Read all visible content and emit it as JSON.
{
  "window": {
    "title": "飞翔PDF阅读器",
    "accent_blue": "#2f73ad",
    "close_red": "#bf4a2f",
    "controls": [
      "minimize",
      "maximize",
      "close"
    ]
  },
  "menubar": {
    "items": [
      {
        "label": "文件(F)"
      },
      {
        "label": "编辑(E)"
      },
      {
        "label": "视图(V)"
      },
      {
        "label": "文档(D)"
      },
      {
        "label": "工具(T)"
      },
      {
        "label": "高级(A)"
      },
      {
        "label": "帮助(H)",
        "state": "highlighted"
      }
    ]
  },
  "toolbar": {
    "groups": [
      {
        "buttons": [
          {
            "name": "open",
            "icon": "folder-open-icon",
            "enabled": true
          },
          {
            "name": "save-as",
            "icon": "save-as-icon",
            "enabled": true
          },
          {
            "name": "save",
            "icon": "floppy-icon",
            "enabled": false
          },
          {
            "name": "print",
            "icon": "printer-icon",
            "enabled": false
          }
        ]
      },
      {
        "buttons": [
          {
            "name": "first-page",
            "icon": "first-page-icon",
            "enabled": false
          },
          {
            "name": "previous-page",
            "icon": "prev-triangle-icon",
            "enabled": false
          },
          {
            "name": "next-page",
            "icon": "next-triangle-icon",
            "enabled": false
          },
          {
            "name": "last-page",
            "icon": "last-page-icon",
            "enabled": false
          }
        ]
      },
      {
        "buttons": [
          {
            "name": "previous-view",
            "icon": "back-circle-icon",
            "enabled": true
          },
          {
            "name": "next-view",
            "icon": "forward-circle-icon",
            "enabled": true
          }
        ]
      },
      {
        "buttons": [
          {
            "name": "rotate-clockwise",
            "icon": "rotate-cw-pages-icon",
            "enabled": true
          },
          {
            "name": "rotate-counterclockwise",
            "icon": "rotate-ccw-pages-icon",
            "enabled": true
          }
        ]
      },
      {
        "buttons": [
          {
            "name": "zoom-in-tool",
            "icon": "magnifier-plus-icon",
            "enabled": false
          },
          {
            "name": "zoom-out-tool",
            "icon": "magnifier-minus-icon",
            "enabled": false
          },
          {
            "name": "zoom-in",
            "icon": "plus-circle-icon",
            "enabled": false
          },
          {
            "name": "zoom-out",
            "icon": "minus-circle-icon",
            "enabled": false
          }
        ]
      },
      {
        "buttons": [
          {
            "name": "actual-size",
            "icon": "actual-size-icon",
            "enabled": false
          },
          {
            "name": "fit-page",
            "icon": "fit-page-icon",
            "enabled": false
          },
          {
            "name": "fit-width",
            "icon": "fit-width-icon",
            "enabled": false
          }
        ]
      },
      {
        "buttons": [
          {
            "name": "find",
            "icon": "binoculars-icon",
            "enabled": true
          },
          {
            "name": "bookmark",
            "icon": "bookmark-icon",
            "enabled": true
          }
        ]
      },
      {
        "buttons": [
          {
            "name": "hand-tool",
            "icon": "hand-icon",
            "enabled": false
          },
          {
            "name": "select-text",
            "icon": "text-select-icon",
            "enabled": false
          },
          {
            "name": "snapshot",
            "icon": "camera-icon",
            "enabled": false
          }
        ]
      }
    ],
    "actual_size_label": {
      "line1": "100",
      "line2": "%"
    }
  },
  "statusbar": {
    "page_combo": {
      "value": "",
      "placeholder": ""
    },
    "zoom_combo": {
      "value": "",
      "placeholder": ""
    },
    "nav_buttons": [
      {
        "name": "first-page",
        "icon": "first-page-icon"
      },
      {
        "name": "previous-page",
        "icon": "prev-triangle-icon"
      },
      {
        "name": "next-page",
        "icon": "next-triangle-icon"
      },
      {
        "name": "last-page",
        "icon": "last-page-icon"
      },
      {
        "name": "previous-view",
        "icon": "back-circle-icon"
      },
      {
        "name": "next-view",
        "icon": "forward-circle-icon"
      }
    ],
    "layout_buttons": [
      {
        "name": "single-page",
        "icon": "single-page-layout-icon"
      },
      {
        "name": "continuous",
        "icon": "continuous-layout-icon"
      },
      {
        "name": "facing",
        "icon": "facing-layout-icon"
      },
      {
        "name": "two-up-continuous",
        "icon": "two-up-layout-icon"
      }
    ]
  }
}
════════
Scan the material above. Copy each line where "text" occurs.

            "name": "select-text",
            "icon": "text-select-icon",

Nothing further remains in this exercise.